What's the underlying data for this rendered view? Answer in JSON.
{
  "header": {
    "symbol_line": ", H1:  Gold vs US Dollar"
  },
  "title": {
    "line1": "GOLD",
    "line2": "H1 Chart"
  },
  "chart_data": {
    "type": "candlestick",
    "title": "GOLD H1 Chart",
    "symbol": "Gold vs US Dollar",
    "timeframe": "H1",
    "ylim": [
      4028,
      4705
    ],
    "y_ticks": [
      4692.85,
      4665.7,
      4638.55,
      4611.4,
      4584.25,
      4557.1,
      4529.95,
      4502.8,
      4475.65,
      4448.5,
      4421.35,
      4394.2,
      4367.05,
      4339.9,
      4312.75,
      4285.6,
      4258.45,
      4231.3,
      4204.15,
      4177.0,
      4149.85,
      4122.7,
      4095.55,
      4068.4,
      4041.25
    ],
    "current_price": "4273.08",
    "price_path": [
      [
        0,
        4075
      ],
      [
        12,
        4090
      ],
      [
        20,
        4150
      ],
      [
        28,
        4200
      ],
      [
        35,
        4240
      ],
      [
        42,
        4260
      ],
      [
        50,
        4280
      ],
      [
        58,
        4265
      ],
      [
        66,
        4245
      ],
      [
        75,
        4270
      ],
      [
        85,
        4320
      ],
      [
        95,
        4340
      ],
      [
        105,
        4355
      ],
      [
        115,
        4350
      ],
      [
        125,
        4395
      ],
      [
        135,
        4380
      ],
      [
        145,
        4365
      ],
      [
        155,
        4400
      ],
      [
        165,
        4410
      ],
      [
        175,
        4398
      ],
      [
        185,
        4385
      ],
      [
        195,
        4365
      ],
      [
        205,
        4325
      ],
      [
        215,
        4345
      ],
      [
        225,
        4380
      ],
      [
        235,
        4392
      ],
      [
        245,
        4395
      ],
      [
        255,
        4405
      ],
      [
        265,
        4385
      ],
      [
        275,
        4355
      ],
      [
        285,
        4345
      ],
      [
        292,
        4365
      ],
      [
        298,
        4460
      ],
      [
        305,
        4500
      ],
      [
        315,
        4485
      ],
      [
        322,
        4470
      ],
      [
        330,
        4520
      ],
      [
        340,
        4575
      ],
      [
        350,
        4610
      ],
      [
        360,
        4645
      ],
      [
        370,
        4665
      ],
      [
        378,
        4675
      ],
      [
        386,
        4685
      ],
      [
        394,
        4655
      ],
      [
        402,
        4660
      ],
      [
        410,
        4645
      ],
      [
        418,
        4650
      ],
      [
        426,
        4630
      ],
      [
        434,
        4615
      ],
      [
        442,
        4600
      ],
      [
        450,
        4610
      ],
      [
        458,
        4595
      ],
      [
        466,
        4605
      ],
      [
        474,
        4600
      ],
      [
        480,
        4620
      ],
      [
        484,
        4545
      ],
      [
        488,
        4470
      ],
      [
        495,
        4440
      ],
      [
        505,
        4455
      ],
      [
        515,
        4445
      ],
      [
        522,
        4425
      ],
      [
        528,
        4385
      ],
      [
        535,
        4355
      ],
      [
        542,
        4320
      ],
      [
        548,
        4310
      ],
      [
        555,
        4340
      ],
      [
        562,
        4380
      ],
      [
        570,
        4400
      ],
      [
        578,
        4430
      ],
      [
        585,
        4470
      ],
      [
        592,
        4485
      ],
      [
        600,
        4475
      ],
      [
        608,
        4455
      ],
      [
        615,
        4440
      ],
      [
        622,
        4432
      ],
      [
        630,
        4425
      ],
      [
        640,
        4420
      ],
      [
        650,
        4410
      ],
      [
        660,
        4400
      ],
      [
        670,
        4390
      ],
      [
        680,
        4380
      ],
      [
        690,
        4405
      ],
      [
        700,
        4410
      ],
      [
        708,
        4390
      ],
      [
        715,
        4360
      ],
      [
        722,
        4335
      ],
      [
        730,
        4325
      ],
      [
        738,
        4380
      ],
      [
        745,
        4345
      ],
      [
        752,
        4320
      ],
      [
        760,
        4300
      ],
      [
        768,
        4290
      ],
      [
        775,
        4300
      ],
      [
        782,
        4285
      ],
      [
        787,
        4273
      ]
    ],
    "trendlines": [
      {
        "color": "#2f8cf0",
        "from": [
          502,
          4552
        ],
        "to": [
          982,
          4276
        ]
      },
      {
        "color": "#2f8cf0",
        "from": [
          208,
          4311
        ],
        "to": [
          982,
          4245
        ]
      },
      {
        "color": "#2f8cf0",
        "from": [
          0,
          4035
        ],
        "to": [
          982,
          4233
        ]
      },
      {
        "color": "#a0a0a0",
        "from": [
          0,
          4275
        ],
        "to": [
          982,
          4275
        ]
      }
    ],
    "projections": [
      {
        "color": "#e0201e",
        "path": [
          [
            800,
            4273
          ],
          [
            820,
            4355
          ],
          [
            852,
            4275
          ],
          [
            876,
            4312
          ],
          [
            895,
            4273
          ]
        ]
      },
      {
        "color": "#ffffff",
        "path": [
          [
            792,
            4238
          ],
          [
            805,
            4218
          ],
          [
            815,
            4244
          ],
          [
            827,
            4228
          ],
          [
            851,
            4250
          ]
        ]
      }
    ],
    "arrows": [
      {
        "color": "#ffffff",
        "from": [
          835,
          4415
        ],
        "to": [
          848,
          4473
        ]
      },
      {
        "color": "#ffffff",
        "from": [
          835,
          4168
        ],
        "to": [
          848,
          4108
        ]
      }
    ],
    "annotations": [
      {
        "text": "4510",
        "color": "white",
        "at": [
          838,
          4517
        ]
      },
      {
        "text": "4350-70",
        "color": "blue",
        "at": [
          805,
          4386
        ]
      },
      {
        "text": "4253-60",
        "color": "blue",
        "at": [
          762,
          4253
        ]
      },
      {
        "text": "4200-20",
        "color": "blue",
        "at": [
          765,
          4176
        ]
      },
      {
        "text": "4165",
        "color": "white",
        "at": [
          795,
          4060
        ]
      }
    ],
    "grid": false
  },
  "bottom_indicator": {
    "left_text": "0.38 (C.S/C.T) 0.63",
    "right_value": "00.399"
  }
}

::::::::

_Exercise:_
Your task is to transcribe the listing above in full, exactly as given.

_Result for this task:_
What's the underlying data for this rendered view? Answer in JSON.
{
  "header": {
    "symbol_line": ", H1:  Gold vs US Dollar"
  },
  "title": {
    "line1": "GOLD",
    "line2": "H1 Chart"
  },
  "chart_data": {
    "type": "candlestick",
    "title": "GOLD H1 Chart",
    "symbol": "Gold vs US Dollar",
    "timeframe": "H1",
    "ylim": [
      4028,
      4705
    ],
    "y_ticks": [
      4692.85,
      4665.7,
      4638.55,
      4611.4,
      4584.25,
      4557.1,
      4529.95,
      4502.8,
      4475.65,
      4448.5,
      4421.35,
      4394.2,
      4367.05,
      4339.9,
      4312.75,
      4285.6,
      4258.45,
      4231.3,
      4204.15,
      4177.0,
      4149.85,
      4122.7,
      4095.55,
      4068.4,
      4041.25
    ],
    "current_price": "4273.08",
    "price_path": [
      [
        0,
        4075
      ],
      [
        12,
        4090
      ],
      [
        20,
        4150
      ],
      [
        28,
        4200
      ],
      [
        35,
        4240
      ],
      [
        42,
        4260
      ],
      [
        50,
        4280
      ],
      [
        58,
        4265
      ],
      [
        66,
        4245
      ],
      [
        75,
        4270
      ],
      [
        85,
        4320
      ],
      [
        95,
        4340
      ],
      [
        105,
        4355
      ],
      [
        115,
        4350
      ],
      [
        125,
        4395
      ],
      [
        135,
        4380
      ],
      [
        145,
        4365
      ],
      [
        155,
        4400
      ],
      [
        165,
        4410
      ],
      [
        175,
        4398
      ],
      [
        185,
        4385
      ],
      [
        195,
        4365
      ],
      [
        205,
        4325
      ],
      [
        215,
        4345
      ],
      [
        225,
        4380
      ],
      [
        235,
        4392
      ],
      [
        245,
        4395
      ],
      [
        255,
        4405
      ],
      [
        265,
        4385
      ],
      [
        275,
        4355
      ],
      [
        285,
        4345
      ],
      [
        292,
        4365
      ],
      [
        298,
        4460
      ],
      [
        305,
        4500
      ],
      [
        315,
        4485
      ],
      [
        322,
        4470
      ],
      [
        330,
        4520
      ],
      [
        340,
        4575
      ],
      [
        350,
        4610
      ],
      [
        360,
        4645
      ],
      [
        370,
        4665
      ],
      [
        378,
        4675
      ],
      [
        386,
        4685
      ],
      [
        394,
        4655
      ],
      [
        402,
        4660
      ],
      [
        410,
        4645
      ],
      [
        418,
        4650
      ],
      [
        426,
        4630
      ],
      [
        434,
        4615
      ],
      [
        442,
        4600
      ],
      [
        450,
        4610
      ],
      [
        458,
        4595
      ],
      [
        466,
        4605
      ],
      [
        474,
        4600
      ],
      [
        480,
        4620
      ],
      [
        484,
        4545
      ],
      [
        488,
        4470
      ],
      [
        495,
        4440
      ],
      [
        505,
        4455
      ],
      [
        515,
        4445
      ],
      [
        522,
        4425
      ],
      [
        528,
        4385
      ],
      [
        535,
        4355
      ],
      [
        542,
        4320
      ],
      [
        548,
        4310
      ],
      [
        555,
        4340
      ],
      [
        562,
        4380
      ],
      [
        570,
        4400
      ],
      [
        578,
        4430
      ],
      [
        585,
        4470
      ],
      [
        592,
        4485
      ],
      [
        600,
        4475
      ],
      [
        608,
        4455
      ],
      [
        615,
        4440
      ],
      [
        622,
        4432
      ],
      [
        630,
        4425
      ],
      [
        640,
        4420
      ],
      [
        650,
        4410
      ],
      [
        660,
        4400
      ],
      [
        670,
        4390
      ],
      [
        680,
        4380
      ],
      [
        690,
        4405
      ],
      [
        700,
        4410
      ],
      [
        708,
        4390
      ],
      [
        715,
        4360
      ],
      [
        722,
        4335
      ],
      [
        730,
        4325
      ],
      [
        738,
        4380
      ],
      [
        745,
        4345
      ],
      [
        752,
        4320
      ],
      [
        760,
        4300
      ],
      [
        768,
        4290
      ],
      [
        775,
        4300
      ],
      [
        782,
        4285
      ],
      [
        787,
        4273
      ]
    ],
    "trendlines": [
      {
        "color": "#2f8cf0",
        "from": [
          502,
          4552
        ],
        "to": [
          982,
          4276
        ]
      },
      {
        "color": "#2f8cf0",
        "from": [
          208,
          4311
        ],
        "to": [
          982,
          4245
        ]
      },
      {
        "color": "#2f8cf0",
        "from": [
          0,
          4035
        ],
        "to": [
          982,
          4233
        ]
      },
      {
        "color": "#a0a0a0",
        "from": [
          0,
          4275
        ],
        "to": [
          982,
          4275
        ]
      }
    ],
    "projections": [
      {
        "color": "#e0201e",
        "path": [
          [
            800,
            4273
          ],
          [
            820,
            4355
          ],
          [
            852,
            4275
          ],
          [
            876,
            4312
          ],
          [
            895,
            4273
          ]
        ]
      },
      {
        "color": "#ffffff",
        "path": [
          [
            792,
            4238
          ],
          [
            805,
            4218
          ],
          [
            815,
            4244
          ],
          [
            827,
            4228
          ],
          [
            851,
            4250
          ]
        ]
      }
    ],
    "arrows": [
      {
        "color": "#ffffff",
        "from": [
          835,
          4415
        ],
        "to": [
          848,
          4473
        ]
      },
      {
        "color": "#ffffff",
        "from": [
          835,
          4168
        ],
        "to": [
          848,
          4108
        ]
      }
    ],
    "annotations": [
      {
        "text": "4510",
        "color": "white",
        "at": [
          838,
          4517
        ]
      },
      {
        "text": "4350-70",
        "color": "blue",
        "at": [
          805,
          4386
        ]
      },
      {
        "text": "4253-60",
        "color": "blue",
        "at": [
          762,
          4253
        ]
      },
      {
        "text": "4200-20",
        "color": "blue",
        "at": [
          765,
          4176
        ]
      },
      {
        "text": "4165",
        "color": "white",
        "at": [
          795,
          4060
        ]
      }
    ],
    "grid": false
  },
  "bottom_indicator": {
    "left_text": "0.38 (C.S/C.T) 0.63",
    "right_value": "00.399"
  }
}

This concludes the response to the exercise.